• _Task inputs_
——————

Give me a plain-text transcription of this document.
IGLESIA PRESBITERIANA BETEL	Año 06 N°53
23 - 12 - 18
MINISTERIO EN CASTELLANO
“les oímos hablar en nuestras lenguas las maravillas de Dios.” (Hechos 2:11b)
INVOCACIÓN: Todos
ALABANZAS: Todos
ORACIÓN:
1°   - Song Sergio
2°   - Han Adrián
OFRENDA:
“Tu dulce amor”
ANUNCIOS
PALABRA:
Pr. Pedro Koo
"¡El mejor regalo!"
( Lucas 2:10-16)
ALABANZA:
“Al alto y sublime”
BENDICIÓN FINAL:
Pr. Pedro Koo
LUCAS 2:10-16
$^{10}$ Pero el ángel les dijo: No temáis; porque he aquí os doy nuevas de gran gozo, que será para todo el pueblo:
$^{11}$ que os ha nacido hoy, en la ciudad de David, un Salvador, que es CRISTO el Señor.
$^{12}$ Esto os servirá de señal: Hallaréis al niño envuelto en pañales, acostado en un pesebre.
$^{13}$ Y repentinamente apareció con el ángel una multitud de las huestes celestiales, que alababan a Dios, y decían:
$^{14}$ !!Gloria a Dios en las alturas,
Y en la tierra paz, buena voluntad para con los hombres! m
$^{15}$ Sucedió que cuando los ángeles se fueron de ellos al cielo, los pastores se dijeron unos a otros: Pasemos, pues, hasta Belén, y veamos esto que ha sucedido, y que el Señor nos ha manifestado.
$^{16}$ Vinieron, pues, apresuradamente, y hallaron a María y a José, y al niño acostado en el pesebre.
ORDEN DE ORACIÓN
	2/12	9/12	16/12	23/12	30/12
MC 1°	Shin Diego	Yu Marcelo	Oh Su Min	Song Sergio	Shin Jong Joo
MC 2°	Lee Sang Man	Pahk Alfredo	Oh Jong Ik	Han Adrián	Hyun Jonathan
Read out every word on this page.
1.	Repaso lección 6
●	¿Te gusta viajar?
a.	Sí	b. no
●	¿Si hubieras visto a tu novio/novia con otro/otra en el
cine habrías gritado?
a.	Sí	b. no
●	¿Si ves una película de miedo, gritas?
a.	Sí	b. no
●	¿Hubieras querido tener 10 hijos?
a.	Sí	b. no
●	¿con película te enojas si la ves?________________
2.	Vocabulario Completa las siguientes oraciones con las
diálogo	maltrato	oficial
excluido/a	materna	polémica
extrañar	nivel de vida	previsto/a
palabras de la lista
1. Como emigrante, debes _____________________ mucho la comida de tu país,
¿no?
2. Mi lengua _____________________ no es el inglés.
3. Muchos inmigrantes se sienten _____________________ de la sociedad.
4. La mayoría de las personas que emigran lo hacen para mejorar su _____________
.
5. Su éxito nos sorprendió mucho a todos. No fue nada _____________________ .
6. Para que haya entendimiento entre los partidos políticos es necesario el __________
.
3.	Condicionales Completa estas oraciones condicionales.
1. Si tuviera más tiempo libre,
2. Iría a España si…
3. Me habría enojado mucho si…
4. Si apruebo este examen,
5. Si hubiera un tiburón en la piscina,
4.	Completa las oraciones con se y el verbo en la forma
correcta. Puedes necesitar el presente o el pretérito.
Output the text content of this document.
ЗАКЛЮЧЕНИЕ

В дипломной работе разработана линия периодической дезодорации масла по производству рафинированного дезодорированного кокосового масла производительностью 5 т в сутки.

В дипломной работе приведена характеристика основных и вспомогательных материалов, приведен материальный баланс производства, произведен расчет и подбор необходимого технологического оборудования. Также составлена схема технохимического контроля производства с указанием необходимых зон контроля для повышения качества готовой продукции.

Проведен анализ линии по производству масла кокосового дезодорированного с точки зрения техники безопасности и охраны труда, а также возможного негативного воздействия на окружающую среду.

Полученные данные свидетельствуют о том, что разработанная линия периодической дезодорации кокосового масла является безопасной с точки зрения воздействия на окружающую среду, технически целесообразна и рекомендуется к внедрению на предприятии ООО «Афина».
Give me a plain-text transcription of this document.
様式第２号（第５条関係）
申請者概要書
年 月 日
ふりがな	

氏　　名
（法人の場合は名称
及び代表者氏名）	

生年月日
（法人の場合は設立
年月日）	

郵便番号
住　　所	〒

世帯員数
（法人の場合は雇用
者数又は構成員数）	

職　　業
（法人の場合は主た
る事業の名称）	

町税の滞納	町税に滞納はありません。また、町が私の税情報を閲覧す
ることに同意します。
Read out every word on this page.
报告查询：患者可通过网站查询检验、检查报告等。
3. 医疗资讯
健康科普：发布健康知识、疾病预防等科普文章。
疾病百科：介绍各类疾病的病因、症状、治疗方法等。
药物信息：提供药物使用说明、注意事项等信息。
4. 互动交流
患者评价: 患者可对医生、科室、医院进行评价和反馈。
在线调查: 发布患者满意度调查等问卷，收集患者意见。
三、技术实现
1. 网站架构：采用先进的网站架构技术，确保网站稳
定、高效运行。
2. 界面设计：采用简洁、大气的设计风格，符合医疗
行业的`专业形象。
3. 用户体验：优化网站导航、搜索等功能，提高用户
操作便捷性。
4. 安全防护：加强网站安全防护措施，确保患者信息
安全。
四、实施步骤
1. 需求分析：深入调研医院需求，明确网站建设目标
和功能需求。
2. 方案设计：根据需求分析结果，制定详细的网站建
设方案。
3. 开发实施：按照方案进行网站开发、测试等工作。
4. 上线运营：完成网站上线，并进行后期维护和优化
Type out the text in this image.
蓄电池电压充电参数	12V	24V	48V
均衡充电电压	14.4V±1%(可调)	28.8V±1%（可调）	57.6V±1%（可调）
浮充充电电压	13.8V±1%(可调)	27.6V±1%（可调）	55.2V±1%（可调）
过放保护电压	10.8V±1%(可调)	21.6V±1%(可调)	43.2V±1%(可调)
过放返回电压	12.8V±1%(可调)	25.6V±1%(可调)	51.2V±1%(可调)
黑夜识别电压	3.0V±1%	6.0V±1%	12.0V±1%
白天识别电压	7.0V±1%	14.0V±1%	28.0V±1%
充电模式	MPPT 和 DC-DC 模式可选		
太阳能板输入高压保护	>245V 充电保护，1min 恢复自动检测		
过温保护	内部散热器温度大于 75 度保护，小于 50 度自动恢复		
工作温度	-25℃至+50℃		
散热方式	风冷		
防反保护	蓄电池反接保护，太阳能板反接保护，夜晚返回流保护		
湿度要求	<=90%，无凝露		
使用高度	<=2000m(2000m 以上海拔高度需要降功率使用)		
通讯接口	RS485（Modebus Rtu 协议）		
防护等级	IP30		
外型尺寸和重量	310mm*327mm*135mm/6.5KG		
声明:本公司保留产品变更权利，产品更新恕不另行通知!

——————

• _What you will do_
The word "дезодорации" may turn up on some lines of these records; say how many, with no other words.

• _Exercise solution_
2